***** THE DATA *****
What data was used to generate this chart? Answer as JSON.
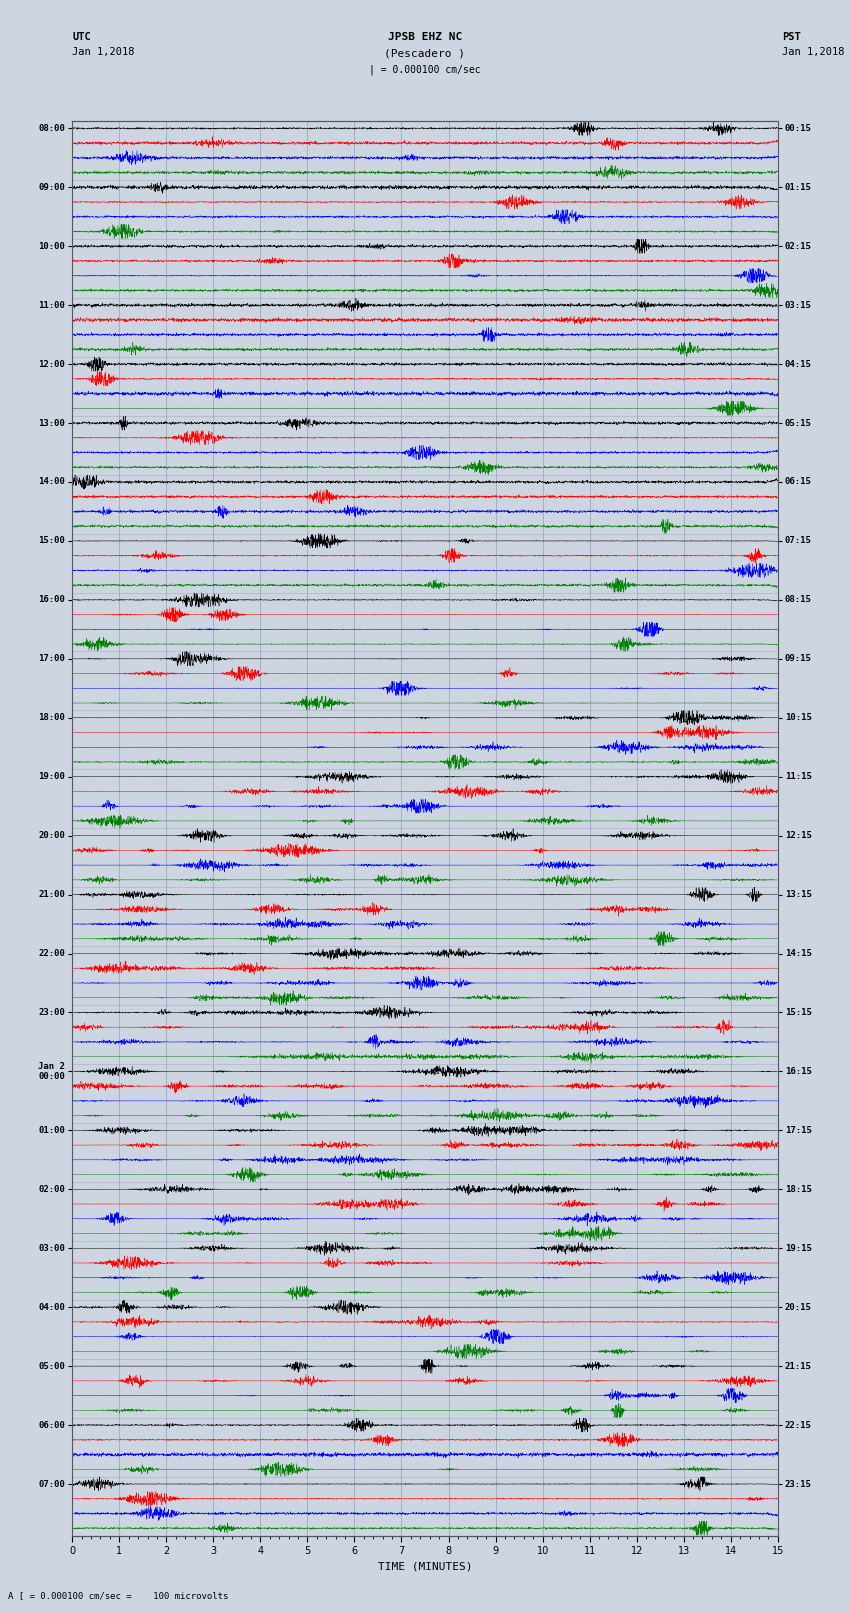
{
  "title_line1": "JPSB EHZ NC",
  "title_line2": "(Pescadero )",
  "scale_text": "| = 0.000100 cm/sec",
  "footer_text": "A [ = 0.000100 cm/sec =    100 microvolts",
  "utc_label": "UTC",
  "utc_date": "Jan 1,2018",
  "pst_label": "PST",
  "pst_date": "Jan 1,2018",
  "xlabel": "TIME (MINUTES)",
  "left_times": [
    "08:00",
    "09:00",
    "10:00",
    "11:00",
    "12:00",
    "13:00",
    "14:00",
    "15:00",
    "16:00",
    "17:00",
    "18:00",
    "19:00",
    "20:00",
    "21:00",
    "22:00",
    "23:00",
    "Jan 2\n00:00",
    "01:00",
    "02:00",
    "03:00",
    "04:00",
    "05:00",
    "06:00",
    "07:00"
  ],
  "right_times": [
    "00:15",
    "01:15",
    "02:15",
    "03:15",
    "04:15",
    "05:15",
    "06:15",
    "07:15",
    "08:15",
    "09:15",
    "10:15",
    "11:15",
    "12:15",
    "13:15",
    "14:15",
    "15:15",
    "16:15",
    "17:15",
    "18:15",
    "19:15",
    "20:15",
    "21:15",
    "22:15",
    "23:15"
  ],
  "num_rows": 24,
  "traces_per_row": 4,
  "trace_colors": [
    "black",
    "red",
    "blue",
    "green"
  ],
  "xlim": [
    0,
    15
  ],
  "bg_color": "#ccd5e0",
  "plot_bg_color": "#ccd5e0",
  "grid_color": "#888899",
  "noise_scale": 0.15,
  "minutes_per_row": 15,
  "fig_width": 8.5,
  "fig_height": 16.13,
  "activity_levels": [
    0.04,
    0.04,
    0.05,
    0.04,
    0.05,
    0.05,
    0.06,
    0.08,
    0.12,
    0.18,
    0.22,
    0.3,
    0.42,
    0.52,
    0.65,
    0.75,
    0.68,
    0.58,
    0.42,
    0.28,
    0.18,
    0.28,
    0.12,
    0.09
  ]
}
*****
*GIVEN TASK*:
Quote the full listing above word for word; exclude every picture from the copy.

*COMPLETE OUTPUT*:
What data was used to generate this chart? Answer as JSON.
{
  "title_line1": "JPSB EHZ NC",
  "title_line2": "(Pescadero )",
  "scale_text": "| = 0.000100 cm/sec",
  "footer_text": "A [ = 0.000100 cm/sec =    100 microvolts",
  "utc_label": "UTC",
  "utc_date": "Jan 1,2018",
  "pst_label": "PST",
  "pst_date": "Jan 1,2018",
  "xlabel": "TIME (MINUTES)",
  "left_times": [
    "08:00",
    "09:00",
    "10:00",
    "11:00",
    "12:00",
    "13:00",
    "14:00",
    "15:00",
    "16:00",
    "17:00",
    "18:00",
    "19:00",
    "20:00",
    "21:00",
    "22:00",
    "23:00",
    "Jan 2\n00:00",
    "01:00",
    "02:00",
    "03:00",
    "04:00",
    "05:00",
    "06:00",
    "07:00"
  ],
  "right_times": [
    "00:15",
    "01:15",
    "02:15",
    "03:15",
    "04:15",
    "05:15",
    "06:15",
    "07:15",
    "08:15",
    "09:15",
    "10:15",
    "11:15",
    "12:15",
    "13:15",
    "14:15",
    "15:15",
    "16:15",
    "17:15",
    "18:15",
    "19:15",
    "20:15",
    "21:15",
    "22:15",
    "23:15"
  ],
  "num_rows": 24,
  "traces_per_row": 4,
  "trace_colors": [
    "black",
    "red",
    "blue",
    "green"
  ],
  "xlim": [
    0,
    15
  ],
  "bg_color": "#ccd5e0",
  "plot_bg_color": "#ccd5e0",
  "grid_color": "#888899",
  "noise_scale": 0.15,
  "minutes_per_row": 15,
  "fig_width": 8.5,
  "fig_height": 16.13,
  "activity_levels": [
    0.04,
    0.04,
    0.05,
    0.04,
    0.05,
    0.05,
    0.06,
    0.08,
    0.12,
    0.18,
    0.22,
    0.3,
    0.42,
    0.52,
    0.65,
    0.75,
    0.68,
    0.58,
    0.42,
    0.28,
    0.18,
    0.28,
    0.12,
    0.09
  ]
}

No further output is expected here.